----- Excerpted data

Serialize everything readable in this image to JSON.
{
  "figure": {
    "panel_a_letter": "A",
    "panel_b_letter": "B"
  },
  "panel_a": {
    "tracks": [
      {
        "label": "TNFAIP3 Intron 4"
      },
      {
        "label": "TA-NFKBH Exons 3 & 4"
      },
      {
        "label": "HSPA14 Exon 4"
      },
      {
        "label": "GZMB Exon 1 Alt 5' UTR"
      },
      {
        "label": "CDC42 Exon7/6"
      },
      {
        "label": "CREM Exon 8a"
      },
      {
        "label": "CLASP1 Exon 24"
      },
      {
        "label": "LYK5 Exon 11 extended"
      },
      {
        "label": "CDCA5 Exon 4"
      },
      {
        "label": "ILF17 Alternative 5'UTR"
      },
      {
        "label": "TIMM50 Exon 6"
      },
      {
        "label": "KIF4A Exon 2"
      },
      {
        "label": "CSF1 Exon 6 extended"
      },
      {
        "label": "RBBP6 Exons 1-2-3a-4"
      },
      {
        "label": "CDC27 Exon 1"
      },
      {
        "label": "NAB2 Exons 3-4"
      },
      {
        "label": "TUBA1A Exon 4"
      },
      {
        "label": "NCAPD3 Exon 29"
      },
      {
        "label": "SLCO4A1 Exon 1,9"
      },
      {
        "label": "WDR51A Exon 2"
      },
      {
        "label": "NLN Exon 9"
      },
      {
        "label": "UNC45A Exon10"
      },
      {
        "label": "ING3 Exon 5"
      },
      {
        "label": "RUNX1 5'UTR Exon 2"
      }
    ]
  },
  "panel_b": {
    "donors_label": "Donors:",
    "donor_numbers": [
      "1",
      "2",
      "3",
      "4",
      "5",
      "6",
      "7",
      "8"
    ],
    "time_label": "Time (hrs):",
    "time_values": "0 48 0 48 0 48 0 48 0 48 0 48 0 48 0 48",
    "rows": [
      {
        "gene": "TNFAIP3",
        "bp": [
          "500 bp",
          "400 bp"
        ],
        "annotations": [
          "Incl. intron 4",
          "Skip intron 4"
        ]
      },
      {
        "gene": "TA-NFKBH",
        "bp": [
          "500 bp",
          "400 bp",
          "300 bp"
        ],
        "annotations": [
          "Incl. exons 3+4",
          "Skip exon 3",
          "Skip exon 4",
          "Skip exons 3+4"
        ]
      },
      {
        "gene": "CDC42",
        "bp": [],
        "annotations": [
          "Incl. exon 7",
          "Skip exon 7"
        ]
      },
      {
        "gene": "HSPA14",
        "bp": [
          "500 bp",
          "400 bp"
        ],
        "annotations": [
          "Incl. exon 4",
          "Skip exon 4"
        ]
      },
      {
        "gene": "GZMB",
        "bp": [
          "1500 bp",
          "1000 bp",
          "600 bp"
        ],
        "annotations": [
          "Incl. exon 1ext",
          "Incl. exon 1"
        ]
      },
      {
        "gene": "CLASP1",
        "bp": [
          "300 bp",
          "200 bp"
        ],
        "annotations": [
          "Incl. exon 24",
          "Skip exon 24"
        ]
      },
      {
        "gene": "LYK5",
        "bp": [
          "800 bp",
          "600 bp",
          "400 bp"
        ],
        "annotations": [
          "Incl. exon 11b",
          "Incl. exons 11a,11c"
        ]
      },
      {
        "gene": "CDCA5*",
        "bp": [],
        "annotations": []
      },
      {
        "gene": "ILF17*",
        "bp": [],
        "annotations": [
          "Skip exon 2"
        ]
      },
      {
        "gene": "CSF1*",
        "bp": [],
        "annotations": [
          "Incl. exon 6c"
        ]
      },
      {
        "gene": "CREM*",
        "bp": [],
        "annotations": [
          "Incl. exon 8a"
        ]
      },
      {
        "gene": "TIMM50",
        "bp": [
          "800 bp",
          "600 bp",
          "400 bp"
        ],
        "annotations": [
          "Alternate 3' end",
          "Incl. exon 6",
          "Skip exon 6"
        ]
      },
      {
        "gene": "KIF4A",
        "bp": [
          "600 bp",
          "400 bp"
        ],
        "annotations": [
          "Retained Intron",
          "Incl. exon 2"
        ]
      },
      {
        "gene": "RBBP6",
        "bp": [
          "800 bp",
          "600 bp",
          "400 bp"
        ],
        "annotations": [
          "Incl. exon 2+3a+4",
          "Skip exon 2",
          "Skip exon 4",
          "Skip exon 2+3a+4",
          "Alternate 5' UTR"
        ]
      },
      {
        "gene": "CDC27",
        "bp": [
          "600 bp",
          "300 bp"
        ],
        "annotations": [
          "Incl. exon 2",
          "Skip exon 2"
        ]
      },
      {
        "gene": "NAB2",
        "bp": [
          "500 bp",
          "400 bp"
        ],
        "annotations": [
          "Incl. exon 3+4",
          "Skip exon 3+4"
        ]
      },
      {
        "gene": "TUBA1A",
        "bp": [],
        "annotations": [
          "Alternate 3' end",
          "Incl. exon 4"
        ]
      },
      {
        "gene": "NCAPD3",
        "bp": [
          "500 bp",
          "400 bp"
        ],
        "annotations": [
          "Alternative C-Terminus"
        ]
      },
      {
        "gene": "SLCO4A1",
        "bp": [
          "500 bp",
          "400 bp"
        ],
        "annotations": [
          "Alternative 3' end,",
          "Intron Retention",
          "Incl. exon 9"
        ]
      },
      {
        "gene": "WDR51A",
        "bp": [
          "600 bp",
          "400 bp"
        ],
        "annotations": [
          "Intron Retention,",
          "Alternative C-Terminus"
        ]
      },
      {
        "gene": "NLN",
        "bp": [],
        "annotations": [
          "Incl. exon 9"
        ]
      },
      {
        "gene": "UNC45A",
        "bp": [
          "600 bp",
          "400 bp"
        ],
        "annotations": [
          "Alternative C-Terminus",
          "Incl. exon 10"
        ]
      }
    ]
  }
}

----------

Work required: All of the records must be repeated exactly.

Written response:
Serialize everything readable in this image to JSON.
{
  "figure": {
    "panel_a_letter": "A",
    "panel_b_letter": "B"
  },
  "panel_a": {
    "tracks": [
      {
        "label": "TNFAIP3 Intron 4"
      },
      {
        "label": "TA-NFKBH Exons 3 & 4"
      },
      {
        "label": "HSPA14 Exon 4"
      },
      {
        "label": "GZMB Exon 1 Alt 5' UTR"
      },
      {
        "label": "CDC42 Exon7/6"
      },
      {
        "label": "CREM Exon 8a"
      },
      {
        "label": "CLASP1 Exon 24"
      },
      {
        "label": "LYK5 Exon 11 extended"
      },
      {
        "label": "CDCA5 Exon 4"
      },
      {
        "label": "ILF17 Alternative 5'UTR"
      },
      {
        "label": "TIMM50 Exon 6"
      },
      {
        "label": "KIF4A Exon 2"
      },
      {
        "label": "CSF1 Exon 6 extended"
      },
      {
        "label": "RBBP6 Exons 1-2-3a-4"
      },
      {
        "label": "CDC27 Exon 1"
      },
      {
        "label": "NAB2 Exons 3-4"
      },
      {
        "label": "TUBA1A Exon 4"
      },
      {
        "label": "NCAPD3 Exon 29"
      },
      {
        "label": "SLCO4A1 Exon 1,9"
      },
      {
        "label": "WDR51A Exon 2"
      },
      {
        "label": "NLN Exon 9"
      },
      {
        "label": "UNC45A Exon10"
      },
      {
        "label": "ING3 Exon 5"
      },
      {
        "label": "RUNX1 5'UTR Exon 2"
      }
    ]
  },
  "panel_b": {
    "donors_label": "Donors:",
    "donor_numbers": [
      "1",
      "2",
      "3",
      "4",
      "5",
      "6",
      "7",
      "8"
    ],
    "time_label": "Time (hrs):",
    "time_values": "0 48 0 48 0 48 0 48 0 48 0 48 0 48 0 48",
    "rows": [
      {
        "gene": "TNFAIP3",
        "bp": [
          "500 bp",
          "400 bp"
        ],
        "annotations": [
          "Incl. intron 4",
          "Skip intron 4"
        ]
      },
      {
        "gene": "TA-NFKBH",
        "bp": [
          "500 bp",
          "400 bp",
          "300 bp"
        ],
        "annotations": [
          "Incl. exons 3+4",
          "Skip exon 3",
          "Skip exon 4",
          "Skip exons 3+4"
        ]
      },
      {
        "gene": "CDC42",
        "bp": [],
        "annotations": [
          "Incl. exon 7",
          "Skip exon 7"
        ]
      },
      {
        "gene": "HSPA14",
        "bp": [
          "500 bp",
          "400 bp"
        ],
        "annotations": [
          "Incl. exon 4",
          "Skip exon 4"
        ]
      },
      {
        "gene": "GZMB",
        "bp": [
          "1500 bp",
          "1000 bp",
          "600 bp"
        ],
        "annotations": [
          "Incl. exon 1ext",
          "Incl. exon 1"
        ]
      },
      {
        "gene": "CLASP1",
        "bp": [
          "300 bp",
          "200 bp"
        ],
        "annotations": [
          "Incl. exon 24",
          "Skip exon 24"
        ]
      },
      {
        "gene": "LYK5",
        "bp": [
          "800 bp",
          "600 bp",
          "400 bp"
        ],
        "annotations": [
          "Incl. exon 11b",
          "Incl. exons 11a,11c"
        ]
      },
      {
        "gene": "CDCA5*",
        "bp": [],
        "annotations": []
      },
      {
        "gene": "ILF17*",
        "bp": [],
        "annotations": [
          "Skip exon 2"
        ]
      },
      {
        "gene": "CSF1*",
        "bp": [],
        "annotations": [
          "Incl. exon 6c"
        ]
      },
      {
        "gene": "CREM*",
        "bp": [],
        "annotations": [
          "Incl. exon 8a"
        ]
      },
      {
        "gene": "TIMM50",
        "bp": [
          "800 bp",
          "600 bp",
          "400 bp"
        ],
        "annotations": [
          "Alternate 3' end",
          "Incl. exon 6",
          "Skip exon 6"
        ]
      },
      {
        "gene": "KIF4A",
        "bp": [
          "600 bp",
          "400 bp"
        ],
        "annotations": [
          "Retained Intron",
          "Incl. exon 2"
        ]
      },
      {
        "gene": "RBBP6",
        "bp": [
          "800 bp",
          "600 bp",
          "400 bp"
        ],
        "annotations": [
          "Incl. exon 2+3a+4",
          "Skip exon 2",
          "Skip exon 4",
          "Skip exon 2+3a+4",
          "Alternate 5' UTR"
        ]
      },
      {
        "gene": "CDC27",
        "bp": [
          "600 bp",
          "300 bp"
        ],
        "annotations": [
          "Incl. exon 2",
          "Skip exon 2"
        ]
      },
      {
        "gene": "NAB2",
        "bp": [
          "500 bp",
          "400 bp"
        ],
        "annotations": [
          "Incl. exon 3+4",
          "Skip exon 3+4"
        ]
      },
      {
        "gene": "TUBA1A",
        "bp": [],
        "annotations": [
          "Alternate 3' end",
          "Incl. exon 4"
        ]
      },
      {
        "gene": "NCAPD3",
        "bp": [
          "500 bp",
          "400 bp"
        ],
        "annotations": [
          "Alternative C-Terminus"
        ]
      },
      {
        "gene": "SLCO4A1",
        "bp": [
          "500 bp",
          "400 bp"
        ],
        "annotations": [
          "Alternative 3' end,",
          "Intron Retention",
          "Incl. exon 9"
        ]
      },
      {
        "gene": "WDR51A",
        "bp": [
          "600 bp",
          "400 bp"
        ],
        "annotations": [
          "Intron Retention,",
          "Alternative C-Terminus"
        ]
      },
      {
        "gene": "NLN",
        "bp": [],
        "annotations": [
          "Incl. exon 9"
        ]
      },
      {
        "gene": "UNC45A",
        "bp": [
          "600 bp",
          "400 bp"
        ],
        "annotations": [
          "Alternative C-Terminus",
          "Incl. exon 10"
        ]
      }
    ]
  }
}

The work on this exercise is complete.